[Data entries]
▬▬▬▬▬▬

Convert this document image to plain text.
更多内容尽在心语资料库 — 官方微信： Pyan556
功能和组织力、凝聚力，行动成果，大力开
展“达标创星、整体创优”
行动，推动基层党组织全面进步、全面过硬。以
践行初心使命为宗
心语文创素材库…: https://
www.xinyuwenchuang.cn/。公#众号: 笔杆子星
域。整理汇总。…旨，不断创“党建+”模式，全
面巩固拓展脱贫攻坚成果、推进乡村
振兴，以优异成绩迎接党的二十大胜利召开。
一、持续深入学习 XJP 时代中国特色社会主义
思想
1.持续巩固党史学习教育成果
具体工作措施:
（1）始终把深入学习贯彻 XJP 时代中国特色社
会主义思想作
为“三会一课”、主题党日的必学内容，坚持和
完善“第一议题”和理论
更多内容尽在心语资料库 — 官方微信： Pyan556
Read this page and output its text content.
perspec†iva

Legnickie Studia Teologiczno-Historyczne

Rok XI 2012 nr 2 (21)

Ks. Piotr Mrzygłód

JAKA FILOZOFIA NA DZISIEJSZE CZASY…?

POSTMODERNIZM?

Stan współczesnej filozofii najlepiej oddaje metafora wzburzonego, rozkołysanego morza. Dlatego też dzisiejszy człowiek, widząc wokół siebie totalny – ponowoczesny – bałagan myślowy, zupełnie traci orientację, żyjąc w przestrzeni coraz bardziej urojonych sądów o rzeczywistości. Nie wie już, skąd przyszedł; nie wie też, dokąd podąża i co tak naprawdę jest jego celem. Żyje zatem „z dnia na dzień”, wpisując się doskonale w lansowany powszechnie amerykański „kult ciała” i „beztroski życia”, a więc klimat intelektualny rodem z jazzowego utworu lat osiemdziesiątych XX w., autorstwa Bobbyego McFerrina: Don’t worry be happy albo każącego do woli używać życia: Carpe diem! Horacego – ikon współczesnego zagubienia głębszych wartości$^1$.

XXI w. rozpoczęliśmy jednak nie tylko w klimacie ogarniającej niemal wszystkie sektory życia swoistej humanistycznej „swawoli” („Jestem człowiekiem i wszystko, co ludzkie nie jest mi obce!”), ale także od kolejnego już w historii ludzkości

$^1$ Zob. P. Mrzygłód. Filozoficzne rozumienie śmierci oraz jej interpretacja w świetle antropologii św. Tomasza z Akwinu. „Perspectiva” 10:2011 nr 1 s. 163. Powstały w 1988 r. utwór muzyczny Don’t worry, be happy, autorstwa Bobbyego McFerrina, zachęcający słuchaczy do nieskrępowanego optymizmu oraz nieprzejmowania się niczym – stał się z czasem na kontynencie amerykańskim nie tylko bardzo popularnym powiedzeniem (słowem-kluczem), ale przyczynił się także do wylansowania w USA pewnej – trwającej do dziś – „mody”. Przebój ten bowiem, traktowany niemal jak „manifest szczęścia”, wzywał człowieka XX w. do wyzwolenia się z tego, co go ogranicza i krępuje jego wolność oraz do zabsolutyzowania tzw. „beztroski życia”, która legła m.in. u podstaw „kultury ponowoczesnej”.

▬▬▬▬▬▬

* _PROBLEM DESCRIPTION_
Please return the data above exactly as given.

* _EXERCISE OUTPUT_
Convert this document image to plain text.
更多内容尽在心语资料库 — 官方微信： Pyan556
功能和组织力、凝聚力，行动成果，大力开
展“达标创星、整体创优”
行动，推动基层党组织全面进步、全面过硬。以
践行初心使命为宗
心语文创素材库…: https://
www.xinyuwenchuang.cn/。公#众号: 笔杆子星
域。整理汇总。…旨，不断创“党建+”模式，全
面巩固拓展脱贫攻坚成果、推进乡村
振兴，以优异成绩迎接党的二十大胜利召开。
一、持续深入学习 XJP 时代中国特色社会主义
思想
1.持续巩固党史学习教育成果
具体工作措施:
（1）始终把深入学习贯彻 XJP 时代中国特色社
会主义思想作
为“三会一课”、主题党日的必学内容，坚持和
完善“第一议题”和理论
更多内容尽在心语资料库 — 官方微信： Pyan556
Read this page and output its text content.
perspec†iva

Legnickie Studia Teologiczno-Historyczne

Rok XI 2012 nr 2 (21)

Ks. Piotr Mrzygłód

JAKA FILOZOFIA NA DZISIEJSZE CZASY…?

POSTMODERNIZM?

Stan współczesnej filozofii najlepiej oddaje metafora wzburzonego, rozkołysanego morza. Dlatego też dzisiejszy człowiek, widząc wokół siebie totalny – ponowoczesny – bałagan myślowy, zupełnie traci orientację, żyjąc w przestrzeni coraz bardziej urojonych sądów o rzeczywistości. Nie wie już, skąd przyszedł; nie wie też, dokąd podąża i co tak naprawdę jest jego celem. Żyje zatem „z dnia na dzień”, wpisując się doskonale w lansowany powszechnie amerykański „kult ciała” i „beztroski życia”, a więc klimat intelektualny rodem z jazzowego utworu lat osiemdziesiątych XX w., autorstwa Bobbyego McFerrina: Don’t worry be happy albo każącego do woli używać życia: Carpe diem! Horacego – ikon współczesnego zagubienia głębszych wartości$^1$.

XXI w. rozpoczęliśmy jednak nie tylko w klimacie ogarniającej niemal wszystkie sektory życia swoistej humanistycznej „swawoli” („Jestem człowiekiem i wszystko, co ludzkie nie jest mi obce!”), ale także od kolejnego już w historii ludzkości

$^1$ Zob. P. Mrzygłód. Filozoficzne rozumienie śmierci oraz jej interpretacja w świetle antropologii św. Tomasza z Akwinu. „Perspectiva” 10:2011 nr 1 s. 163. Powstały w 1988 r. utwór muzyczny Don’t worry, be happy, autorstwa Bobbyego McFerrina, zachęcający słuchaczy do nieskrępowanego optymizmu oraz nieprzejmowania się niczym – stał się z czasem na kontynencie amerykańskim nie tylko bardzo popularnym powiedzeniem (słowem-kluczem), ale przyczynił się także do wylansowania w USA pewnej – trwającej do dziś – „mody”. Przebój ten bowiem, traktowany niemal jak „manifest szczęścia”, wzywał człowieka XX w. do wyzwolenia się z tego, co go ogranicza i krępuje jego wolność oraz do zabsolutyzowania tzw. „beztroski życia”, która legła m.in. u podstaw „kultury ponowoczesnej”.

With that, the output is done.